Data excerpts
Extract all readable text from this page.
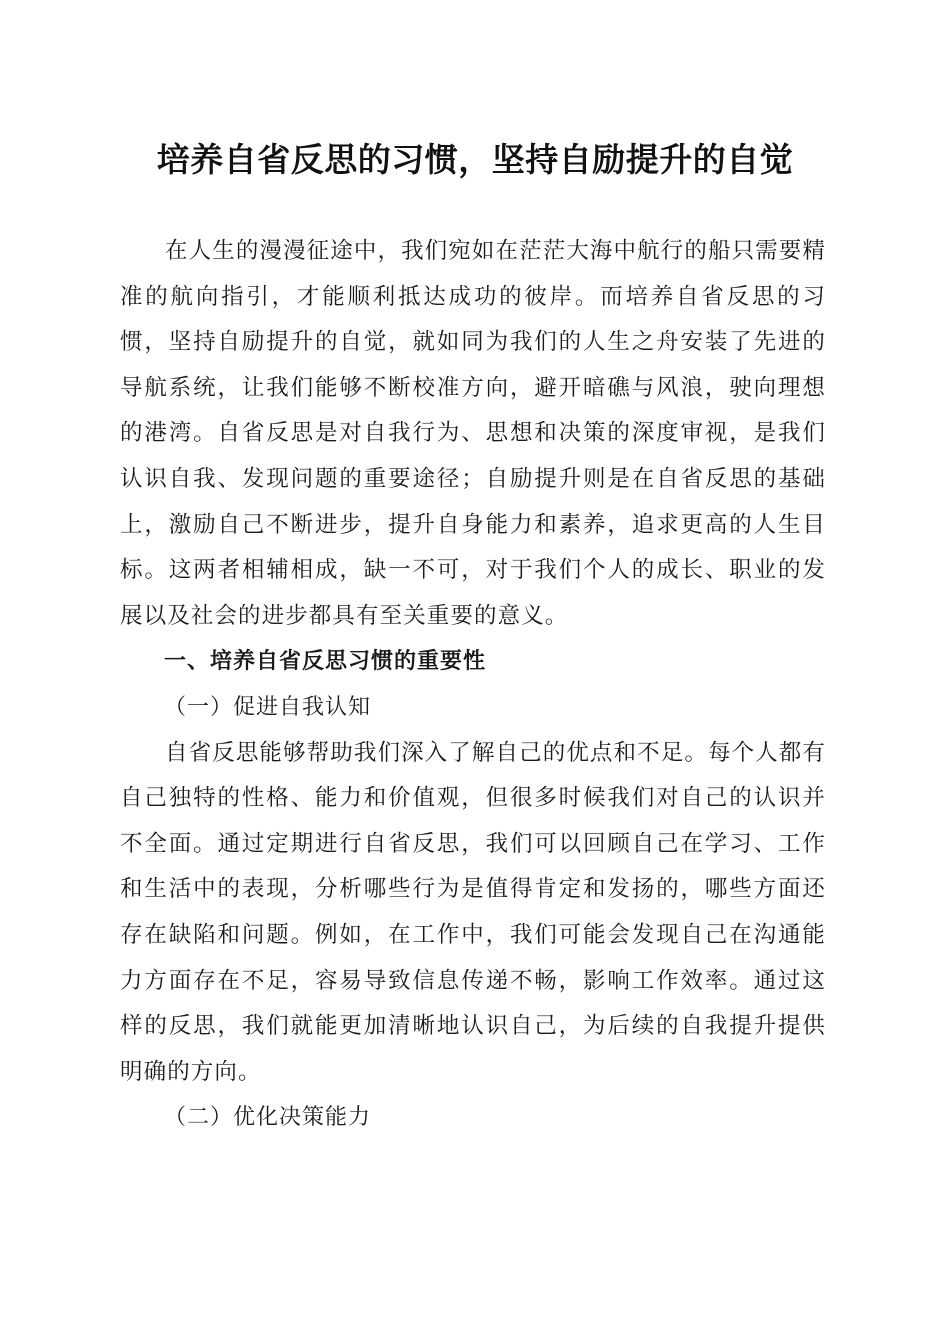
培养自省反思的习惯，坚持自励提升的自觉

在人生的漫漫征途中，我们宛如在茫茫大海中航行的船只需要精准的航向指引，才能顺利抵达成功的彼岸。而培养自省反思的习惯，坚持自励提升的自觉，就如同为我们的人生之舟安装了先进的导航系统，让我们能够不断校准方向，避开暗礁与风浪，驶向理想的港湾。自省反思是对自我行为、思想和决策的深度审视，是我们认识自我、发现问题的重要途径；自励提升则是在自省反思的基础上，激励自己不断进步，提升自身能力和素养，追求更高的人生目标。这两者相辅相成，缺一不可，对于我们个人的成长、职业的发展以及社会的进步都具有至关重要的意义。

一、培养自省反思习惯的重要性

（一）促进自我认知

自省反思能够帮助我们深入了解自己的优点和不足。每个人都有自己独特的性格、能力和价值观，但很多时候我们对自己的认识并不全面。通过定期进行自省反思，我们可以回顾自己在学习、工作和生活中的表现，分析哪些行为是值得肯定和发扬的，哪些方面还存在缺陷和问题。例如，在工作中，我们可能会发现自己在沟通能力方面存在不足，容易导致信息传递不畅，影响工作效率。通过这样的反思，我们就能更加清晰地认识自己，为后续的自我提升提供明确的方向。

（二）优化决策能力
* * *
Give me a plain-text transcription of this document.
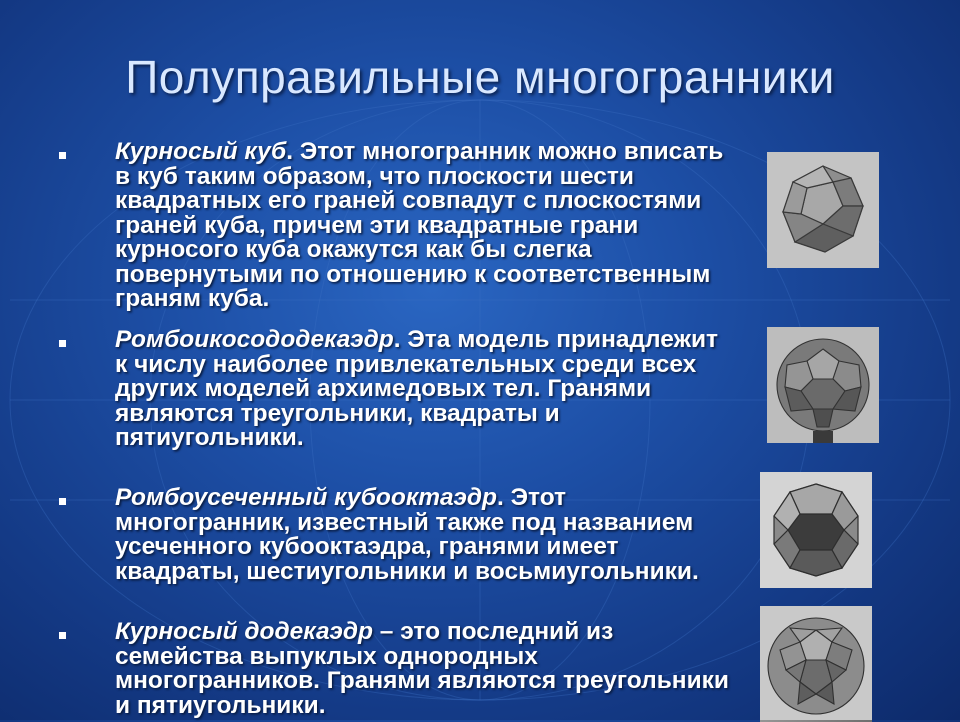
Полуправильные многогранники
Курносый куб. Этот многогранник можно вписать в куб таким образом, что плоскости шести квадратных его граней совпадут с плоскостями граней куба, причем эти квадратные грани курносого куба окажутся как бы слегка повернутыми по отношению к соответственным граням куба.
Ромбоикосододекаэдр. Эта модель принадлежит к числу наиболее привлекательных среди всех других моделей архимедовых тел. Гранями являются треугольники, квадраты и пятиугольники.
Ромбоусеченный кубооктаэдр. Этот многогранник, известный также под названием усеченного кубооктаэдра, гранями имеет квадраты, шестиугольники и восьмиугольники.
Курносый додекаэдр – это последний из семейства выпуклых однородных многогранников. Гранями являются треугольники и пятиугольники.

What the task asks ▸ Work out how many lines of the material above contain the word "Этот", then give only that figure.

Solution ▸ 2